◆ **GIVEN TASK**
Every line below is to be copied exactly, with the pictures left out.
BEGIN MATERIAL SHOWN
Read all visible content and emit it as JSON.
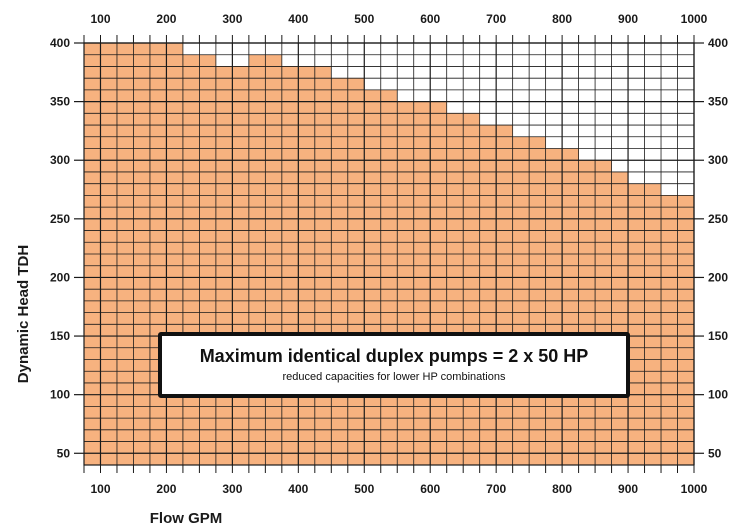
{
  "chart_data": {
    "type": "area",
    "xlabel": "Flow GPM",
    "ylabel": "Dynamic Head TDH",
    "xlim": [
      75,
      1000
    ],
    "ylim": [
      40,
      400
    ],
    "x_ticks": [
      100,
      200,
      300,
      400,
      500,
      600,
      700,
      800,
      900,
      1000
    ],
    "y_ticks": [
      50,
      100,
      150,
      200,
      250,
      300,
      350,
      400
    ],
    "grid": true,
    "fill_color": "#f7b27f",
    "grid_color": "#1a1a1a",
    "x_minor_step": 25,
    "y_minor_step": 10,
    "series": [
      {
        "x": [
          75,
          225,
          275,
          325,
          375,
          450,
          500,
          550,
          625,
          675,
          725,
          775,
          825,
          875,
          900,
          950,
          975,
          1000
        ],
        "y": [
          400,
          390,
          380,
          390,
          380,
          370,
          360,
          350,
          340,
          330,
          320,
          310,
          300,
          290,
          280,
          270,
          270,
          270
        ]
      }
    ],
    "annotation": {
      "title": "Maximum identical duplex pumps = 2 x 50 HP",
      "subtitle": "reduced capacities for lower HP combinations"
    }
  }
}
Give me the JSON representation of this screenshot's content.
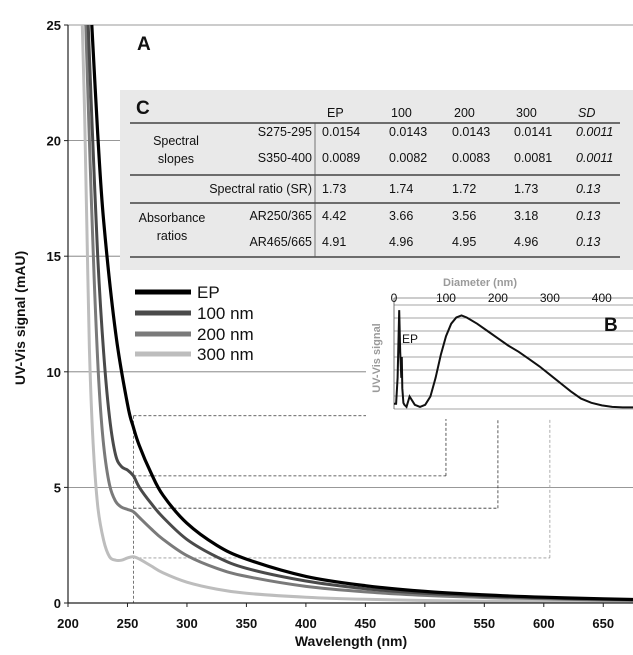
{
  "chart_data": [
    {
      "panel": "A",
      "type": "line",
      "xlabel": "Wavelength (nm)",
      "ylabel": "UV-Vis signal (mAU)",
      "xlim": [
        200,
        675
      ],
      "ylim": [
        0,
        25
      ],
      "xticks": [
        200,
        250,
        300,
        350,
        400,
        450,
        500,
        550,
        600,
        650
      ],
      "yticks": [
        0,
        5,
        10,
        15,
        20,
        25
      ],
      "grid": "horizontal",
      "legend_position": "left-middle",
      "series": [
        {
          "name": "EP",
          "color": "#000000",
          "stroke": 3.2,
          "x": [
            220,
            225,
            230,
            240,
            250,
            255,
            260,
            270,
            280,
            300,
            325,
            350,
            400,
            450,
            500,
            550,
            600,
            650,
            675
          ],
          "y": [
            25,
            20.3,
            16.5,
            11.7,
            8.6,
            7.6,
            6.8,
            5.6,
            4.65,
            3.45,
            2.5,
            1.9,
            1.15,
            0.75,
            0.5,
            0.35,
            0.25,
            0.18,
            0.15
          ]
        },
        {
          "name": "100 nm",
          "color": "#4a4a4a",
          "stroke": 3.0,
          "x": [
            217,
            220,
            225,
            230,
            235,
            240,
            245,
            250,
            255,
            260,
            270,
            280,
            300,
            325,
            350,
            400,
            450,
            500,
            550,
            600,
            650,
            675
          ],
          "y": [
            25,
            21,
            15,
            10.8,
            8.0,
            6.4,
            5.9,
            5.75,
            5.5,
            5.0,
            4.3,
            3.7,
            2.75,
            2.0,
            1.5,
            0.95,
            0.62,
            0.42,
            0.3,
            0.22,
            0.16,
            0.14
          ]
        },
        {
          "name": "200 nm",
          "color": "#7a7a7a",
          "stroke": 3.0,
          "x": [
            215,
            218,
            222,
            226,
            230,
            235,
            240,
            245,
            250,
            255,
            260,
            270,
            280,
            300,
            325,
            350,
            400,
            450,
            500,
            550,
            600,
            650,
            675
          ],
          "y": [
            25,
            20,
            14,
            9.5,
            6.8,
            5.1,
            4.4,
            4.15,
            4.05,
            3.95,
            3.7,
            3.2,
            2.75,
            2.05,
            1.5,
            1.15,
            0.72,
            0.48,
            0.33,
            0.24,
            0.18,
            0.13,
            0.12
          ]
        },
        {
          "name": "300 nm",
          "color": "#bdbdbd",
          "stroke": 3.0,
          "x": [
            212,
            214,
            216,
            218,
            221,
            225,
            230,
            235,
            240,
            245,
            250,
            255,
            260,
            270,
            280,
            300,
            325,
            350,
            400,
            450,
            500,
            550,
            600,
            650,
            675
          ],
          "y": [
            25,
            21,
            16,
            11,
            7,
            4.2,
            2.7,
            2.0,
            1.85,
            1.85,
            1.95,
            2.0,
            1.9,
            1.6,
            1.3,
            0.9,
            0.6,
            0.42,
            0.25,
            0.16,
            0.11,
            0.08,
            0.06,
            0.05,
            0.04
          ]
        }
      ]
    },
    {
      "panel": "B",
      "type": "line",
      "title": "Diameter (nm)",
      "ylabel": "UV-Vis signal",
      "xlim": [
        0,
        460
      ],
      "xticks": [
        0,
        100,
        200,
        300,
        400
      ],
      "annotations": [
        "EP"
      ],
      "series": [
        {
          "name": "EP",
          "x": [
            0,
            4,
            7,
            10,
            12,
            14,
            15,
            16,
            18,
            20,
            24,
            30,
            40,
            50,
            60,
            70,
            80,
            90,
            100,
            110,
            120,
            130,
            140,
            160,
            180,
            200,
            220,
            240,
            260,
            280,
            300,
            320,
            340,
            360,
            380,
            400,
            420,
            440,
            460
          ],
          "y": [
            0.05,
            0.05,
            0.3,
            0.95,
            0.55,
            0.3,
            0.5,
            0.2,
            0.06,
            0.04,
            0.02,
            0.12,
            0.04,
            0.02,
            0.04,
            0.12,
            0.3,
            0.52,
            0.7,
            0.82,
            0.88,
            0.9,
            0.88,
            0.82,
            0.75,
            0.68,
            0.61,
            0.55,
            0.48,
            0.41,
            0.33,
            0.25,
            0.17,
            0.1,
            0.06,
            0.035,
            0.02,
            0.015,
            0.015
          ]
        }
      ]
    },
    {
      "panel": "C",
      "type": "table",
      "columns": [
        "",
        "",
        "EP",
        "100",
        "200",
        "300",
        "SD"
      ],
      "rows": [
        {
          "group": "Spectral slopes",
          "label": "S275-295",
          "values": [
            "0.0154",
            "0.0143",
            "0.0143",
            "0.0141",
            "0.0011"
          ]
        },
        {
          "group": "",
          "label": "S350-400",
          "values": [
            "0.0089",
            "0.0082",
            "0.0083",
            "0.0081",
            "0.0011"
          ]
        },
        {
          "group": "",
          "label": "Spectral ratio (SR)",
          "values": [
            "1.73",
            "1.74",
            "1.72",
            "1.73",
            "0.13"
          ]
        },
        {
          "group": "Absorbance ratios",
          "label": "AR250/365",
          "values": [
            "4.42",
            "3.66",
            "3.56",
            "3.18",
            "0.13"
          ]
        },
        {
          "group": "",
          "label": "AR465/665",
          "values": [
            "4.91",
            "4.96",
            "4.95",
            "4.96",
            "0.13"
          ]
        }
      ]
    }
  ],
  "panels": {
    "a": "A",
    "b": "B",
    "c": "C"
  },
  "table": {
    "group_spectral_1": "Spectral",
    "group_spectral_2": "slopes",
    "group_absorb_1": "Absorbance",
    "group_absorb_2": "ratios"
  },
  "inset": {
    "ep_label": "EP"
  }
}
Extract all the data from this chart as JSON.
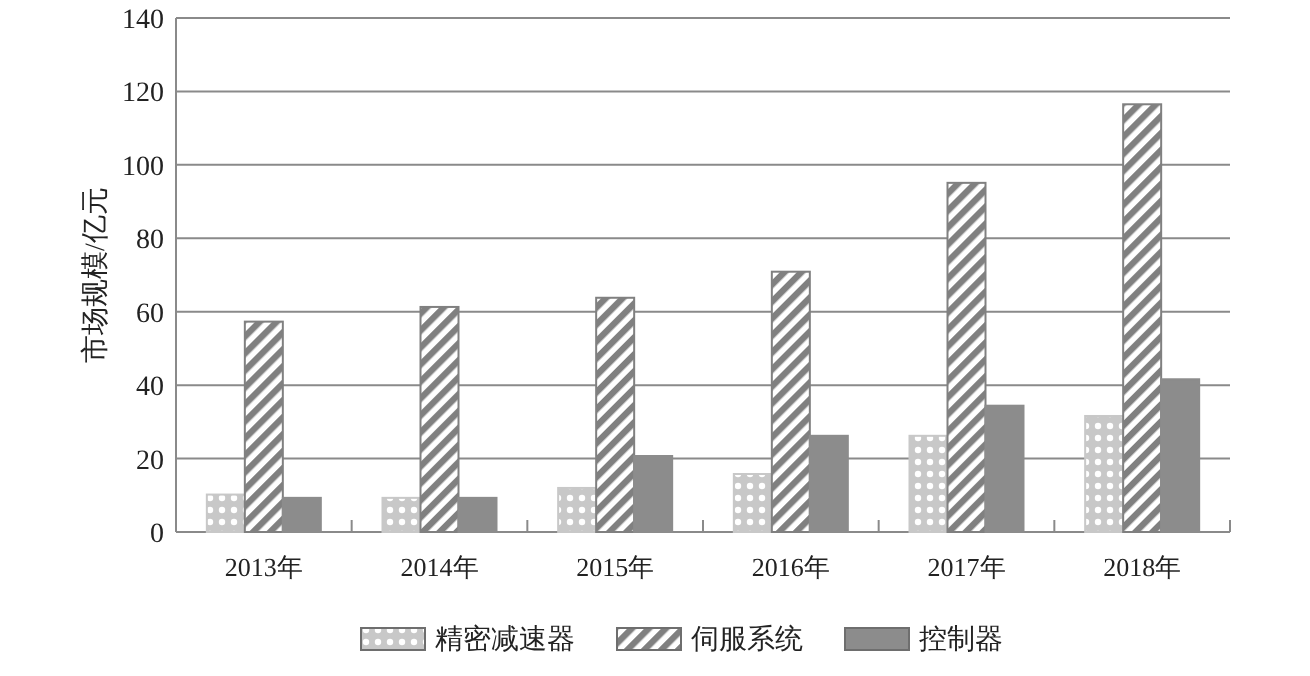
{
  "chart_data": {
    "type": "bar",
    "ylabel": "市场规模/亿元",
    "categories": [
      "2013年",
      "2014年",
      "2015年",
      "2016年",
      "2017年",
      "2018年"
    ],
    "series": [
      {
        "name": "精密减速器",
        "color": "#c8c8c8",
        "values": [
          10.2,
          9.3,
          12,
          15.8,
          26.2,
          31.6
        ]
      },
      {
        "name": "伺服系统",
        "color": "#808080",
        "values": [
          57.3,
          61.3,
          63.8,
          70.9,
          95.1,
          116.5
        ]
      },
      {
        "name": "控制器",
        "color": "#8c8c8c",
        "values": [
          9.3,
          9.3,
          20.7,
          26.2,
          34.4,
          41.6
        ]
      }
    ],
    "ylim": [
      0,
      140
    ],
    "yticks": [
      0,
      20,
      40,
      60,
      80,
      100,
      120,
      140
    ],
    "grid": "y",
    "legend": "bottom"
  }
}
END MATERIAL SHOWN
◆ **FINISHED ANSWER**
Read all visible content and emit it as JSON.
{
  "chart_data": {
    "type": "area",
    "xlabel": "Flow GPM",
    "ylabel": "Dynamic Head TDH",
    "xlim": [
      75,
      1000
    ],
    "ylim": [
      40,
      400
    ],
    "x_ticks": [
      100,
      200,
      300,
      400,
      500,
      600,
      700,
      800,
      900,
      1000
    ],
    "y_ticks": [
      50,
      100,
      150,
      200,
      250,
      300,
      350,
      400
    ],
    "grid": true,
    "fill_color": "#f7b27f",
    "grid_color": "#1a1a1a",
    "x_minor_step": 25,
    "y_minor_step": 10,
    "series": [
      {
        "x": [
          75,
          225,
          275,
          325,
          375,
          450,
          500,
          550,
          625,
          675,
          725,
          775,
          825,
          875,
          900,
          950,
          975,
          1000
        ],
        "y": [
          400,
          390,
          380,
          390,
          380,
          370,
          360,
          350,
          340,
          330,
          320,
          310,
          300,
          290,
          280,
          270,
          270,
          270
        ]
      }
    ],
    "annotation": {
      "title": "Maximum identical duplex pumps = 2 x 50 HP",
      "subtitle": "reduced capacities for lower HP combinations"
    }
  }
}
Give me the JSON representation of this screenshot's content.
{
  "chart_data": [
    {
      "panel": "A",
      "type": "line",
      "xlabel": "Wavelength (nm)",
      "ylabel": "UV-Vis signal (mAU)",
      "xlim": [
        200,
        675
      ],
      "ylim": [
        0,
        25
      ],
      "xticks": [
        200,
        250,
        300,
        350,
        400,
        450,
        500,
        550,
        600,
        650
      ],
      "yticks": [
        0,
        5,
        10,
        15,
        20,
        25
      ],
      "grid": "horizontal",
      "legend_position": "left-middle",
      "series": [
        {
          "name": "EP",
          "color": "#000000",
          "stroke": 3.2,
          "x": [
            220,
            225,
            230,
            240,
            250,
            255,
            260,
            270,
            280,
            300,
            325,
            350,
            400,
            450,
            500,
            550,
            600,
            650,
            675
          ],
          "y": [
            25,
            20.3,
            16.5,
            11.7,
            8.6,
            7.6,
            6.8,
            5.6,
            4.65,
            3.45,
            2.5,
            1.9,
            1.15,
            0.75,
            0.5,
            0.35,
            0.25,
            0.18,
            0.15
          ]
        },
        {
          "name": "100 nm",
          "color": "#4a4a4a",
          "stroke": 3.0,
          "x": [
            217,
            220,
            225,
            230,
            235,
            240,
            245,
            250,
            255,
            260,
            270,
            280,
            300,
            325,
            350,
            400,
            450,
            500,
            550,
            600,
            650,
            675
          ],
          "y": [
            25,
            21,
            15,
            10.8,
            8.0,
            6.4,
            5.9,
            5.75,
            5.5,
            5.0,
            4.3,
            3.7,
            2.75,
            2.0,
            1.5,
            0.95,
            0.62,
            0.42,
            0.3,
            0.22,
            0.16,
            0.14
          ]
        },
        {
          "name": "200 nm",
          "color": "#7a7a7a",
          "stroke": 3.0,
          "x": [
            215,
            218,
            222,
            226,
            230,
            235,
            240,
            245,
            250,
            255,
            260,
            270,
            280,
            300,
            325,
            350,
            400,
            450,
            500,
            550,
            600,
            650,
            675
          ],
          "y": [
            25,
            20,
            14,
            9.5,
            6.8,
            5.1,
            4.4,
            4.15,
            4.05,
            3.95,
            3.7,
            3.2,
            2.75,
            2.05,
            1.5,
            1.15,
            0.72,
            0.48,
            0.33,
            0.24,
            0.18,
            0.13,
            0.12
          ]
        },
        {
          "name": "300 nm",
          "color": "#bdbdbd",
          "stroke": 3.0,
          "x": [
            212,
            214,
            216,
            218,
            221,
            225,
            230,
            235,
            240,
            245,
            250,
            255,
            260,
            270,
            280,
            300,
            325,
            350,
            400,
            450,
            500,
            550,
            600,
            650,
            675
          ],
          "y": [
            25,
            21,
            16,
            11,
            7,
            4.2,
            2.7,
            2.0,
            1.85,
            1.85,
            1.95,
            2.0,
            1.9,
            1.6,
            1.3,
            0.9,
            0.6,
            0.42,
            0.25,
            0.16,
            0.11,
            0.08,
            0.06,
            0.05,
            0.04
          ]
        }
      ]
    },
    {
      "panel": "B",
      "type": "line",
      "title": "Diameter (nm)",
      "ylabel": "UV-Vis signal",
      "xlim": [
        0,
        460
      ],
      "xticks": [
        0,
        100,
        200,
        300,
        400
      ],
      "annotations": [
        "EP"
      ],
      "series": [
        {
          "name": "EP",
          "x": [
            0,
            4,
            7,
            10,
            12,
            14,
            15,
            16,
            18,
            20,
            24,
            30,
            40,
            50,
            60,
            70,
            80,
            90,
            100,
            110,
            120,
            130,
            140,
            160,
            180,
            200,
            220,
            240,
            260,
            280,
            300,
            320,
            340,
            360,
            380,
            400,
            420,
            440,
            460
          ],
          "y": [
            0.05,
            0.05,
            0.3,
            0.95,
            0.55,
            0.3,
            0.5,
            0.2,
            0.06,
            0.04,
            0.02,
            0.12,
            0.04,
            0.02,
            0.04,
            0.12,
            0.3,
            0.52,
            0.7,
            0.82,
            0.88,
            0.9,
            0.88,
            0.82,
            0.75,
            0.68,
            0.61,
            0.55,
            0.48,
            0.41,
            0.33,
            0.25,
            0.17,
            0.1,
            0.06,
            0.035,
            0.02,
            0.015,
            0.015
          ]
        }
      ]
    },
    {
      "panel": "C",
      "type": "table",
      "columns": [
        "",
        "",
        "EP",
        "100",
        "200",
        "300",
        "SD"
      ],
      "rows": [
        {
          "group": "Spectral slopes",
          "label": "S275-295",
          "values": [
            "0.0154",
            "0.0143",
            "0.0143",
            "0.0141",
            "0.0011"
          ]
        },
        {
          "group": "",
          "label": "S350-400",
          "values": [
            "0.0089",
            "0.0082",
            "0.0083",
            "0.0081",
            "0.0011"
          ]
        },
        {
          "group": "",
          "label": "Spectral ratio (SR)",
          "values": [
            "1.73",
            "1.74",
            "1.72",
            "1.73",
            "0.13"
          ]
        },
        {
          "group": "Absorbance ratios",
          "label": "AR250/365",
          "values": [
            "4.42",
            "3.66",
            "3.56",
            "3.18",
            "0.13"
          ]
        },
        {
          "group": "",
          "label": "AR465/665",
          "values": [
            "4.91",
            "4.96",
            "4.95",
            "4.96",
            "0.13"
          ]
        }
      ]
    }
  ],
  "panels": {
    "a": "A",
    "b": "B",
    "c": "C"
  },
  "table": {
    "group_spectral_1": "Spectral",
    "group_spectral_2": "slopes",
    "group_absorb_1": "Absorbance",
    "group_absorb_2": "ratios"
  },
  "inset": {
    "ep_label": "EP"
  }
}
Extract all the data from this chart as JSON.
{
  "chart_data": {
    "type": "bar",
    "ylabel": "市场规模/亿元",
    "categories": [
      "2013年",
      "2014年",
      "2015年",
      "2016年",
      "2017年",
      "2018年"
    ],
    "series": [
      {
        "name": "精密减速器",
        "color": "#c8c8c8",
        "values": [
          10.2,
          9.3,
          12,
          15.8,
          26.2,
          31.6
        ]
      },
      {
        "name": "伺服系统",
        "color": "#808080",
        "values": [
          57.3,
          61.3,
          63.8,
          70.9,
          95.1,
          116.5
        ]
      },
      {
        "name": "控制器",
        "color": "#8c8c8c",
        "values": [
          9.3,
          9.3,
          20.7,
          26.2,
          34.4,
          41.6
        ]
      }
    ],
    "ylim": [
      0,
      140
    ],
    "yticks": [
      0,
      20,
      40,
      60,
      80,
      100,
      120,
      140
    ],
    "grid": "y",
    "legend": "bottom"
  }
}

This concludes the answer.